◆ **Short task 1**
In the Niska earnings release, what was the company's net loss for the quarter ended June 30, 2015?
◆ **Short task 2**
Pick up the Niska earnings release where it stops and write what follows its last paragraph.

◆ **Excerpt to read**
++++++++
RADNOR, PENNSYLVANIA - August 6, 2015 - Niska Gas
Storage Partners LLC (NYSE:NKA) ("Niska" or "the Company") reported
today its financial results for the three months ended June 30,
2015 and provided an update on its recently announced merger
transaction with Brookfield Infrastructure.
Financial Results
Niska's Adjusted EBITDA (as defined below) for the
quarter ended June 30, 2015 was $1.0 million, compared to $35.8
million for the quarter ended June 30, 2014. Cash Available
for Distribution was negative $11.3 million for the quarter
compared to positive $24.0 million in the quarter ended June 30,
2014. Niska's net loss for the quarter ended June 30, 2015
was $37.4 million ($0.97 per common unit), compared to a net loss
of $19.0 million ($0.52 per common unit) for the quarter ended June
30, 2014.
Adjusted EBITDA and Cash Available for
Distribution for the fiscal quarters ended June 30, 2015 and June
30, 2014 include benefits from previous inventory write-downs of
$22.7 million and $4.3 million, respectively. Results for the prior
year fiscal quarter ended June 30, 2014 include the previously
disclosed one-time recognition of $26.0 million in revenues related
to the termination and renegotiation of a long-term contract with
TransCanada Gas Storage Partnership, Niska's largest volumetric
customer.
++++++++
◆ **Recorded information**
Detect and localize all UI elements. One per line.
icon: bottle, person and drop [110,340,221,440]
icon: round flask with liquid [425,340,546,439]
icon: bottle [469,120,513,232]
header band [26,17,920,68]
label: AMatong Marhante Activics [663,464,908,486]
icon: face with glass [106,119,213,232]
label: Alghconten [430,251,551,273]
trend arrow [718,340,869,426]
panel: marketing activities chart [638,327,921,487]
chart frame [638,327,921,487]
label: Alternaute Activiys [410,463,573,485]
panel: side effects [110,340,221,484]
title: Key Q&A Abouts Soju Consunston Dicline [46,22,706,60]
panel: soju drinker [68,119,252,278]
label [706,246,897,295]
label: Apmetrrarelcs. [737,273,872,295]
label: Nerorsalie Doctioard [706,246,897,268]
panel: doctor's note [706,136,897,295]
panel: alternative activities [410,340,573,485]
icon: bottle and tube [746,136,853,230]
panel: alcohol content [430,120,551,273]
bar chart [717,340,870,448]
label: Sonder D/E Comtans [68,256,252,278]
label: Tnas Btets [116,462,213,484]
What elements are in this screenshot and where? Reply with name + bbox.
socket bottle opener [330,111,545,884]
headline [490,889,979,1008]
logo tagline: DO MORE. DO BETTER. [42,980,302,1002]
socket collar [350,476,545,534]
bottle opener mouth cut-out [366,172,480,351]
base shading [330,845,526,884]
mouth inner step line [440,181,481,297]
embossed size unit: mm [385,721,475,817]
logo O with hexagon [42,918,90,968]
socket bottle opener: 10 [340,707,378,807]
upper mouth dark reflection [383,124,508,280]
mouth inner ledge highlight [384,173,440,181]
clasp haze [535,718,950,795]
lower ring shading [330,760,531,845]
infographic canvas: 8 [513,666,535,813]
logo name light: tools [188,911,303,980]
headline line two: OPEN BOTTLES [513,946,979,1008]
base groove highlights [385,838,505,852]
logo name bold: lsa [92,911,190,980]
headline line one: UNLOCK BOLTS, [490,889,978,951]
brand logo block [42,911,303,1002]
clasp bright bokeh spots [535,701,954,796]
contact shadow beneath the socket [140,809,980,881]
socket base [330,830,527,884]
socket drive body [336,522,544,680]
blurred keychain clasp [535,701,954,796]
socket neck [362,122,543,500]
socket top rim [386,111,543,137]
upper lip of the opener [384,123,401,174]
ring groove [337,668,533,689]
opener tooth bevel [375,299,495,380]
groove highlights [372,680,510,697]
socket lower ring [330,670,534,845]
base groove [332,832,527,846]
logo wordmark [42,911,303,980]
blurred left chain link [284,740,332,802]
++++++++
◆ **Reply 1**
$37.4 million ($0.97 per common unit).

◆ **Reply 2**
The Company's Fixed Charge Coverage Ratio
("FCCR"), which is included in its debt agreements and measures
Adjusted EBITDA compared to fixed charges (substantially all of
which is interest expense), was 0.6 to 1.0 for the quarter ended
June 30, 2015. When the fixed charge coverage ratio is below 1.1 to
1.0, the Company is unable to borrow the last 15% of availability
under the revolving credit facility.
Merger Transaction
On June 14, 2015, the Company announced that it
and its managing member, Niska Gas Storage Management LLC, had
entered into a definitive agreement to be acquired by Brookfield
Infrastructure and its institutional partners ("Brookfield").
Brookfield will acquire all of Niska's outstanding common units for
$4.225 per common unit in cash and will acquire the managing member
and the incentive distribution rights in Niska. The closing of the
transaction is expected to occur in the second half of calendar
2016 and is subject to customary closing conditions and regulatory
approvals. A period provided for in the agreement for unsolicited
consideration of alternative acquisition proposals expired on July
29, 2015.
On July 28, 2015, the Company entered into a
definitive agreement whereby Brookfield committed to lend up to
$50.0 million to Niska under a short term credit facility to be
used for working capital purposes. The credit facility is
guaranteed by a subsidiary of the Carlyle/Riverstone Funds and is
subordinated to the Company's existing Senior Notes and $400.0
million credit agreement. The Company filed on 8-K on July 31, 2015
outlining the definitive terms of the agreement.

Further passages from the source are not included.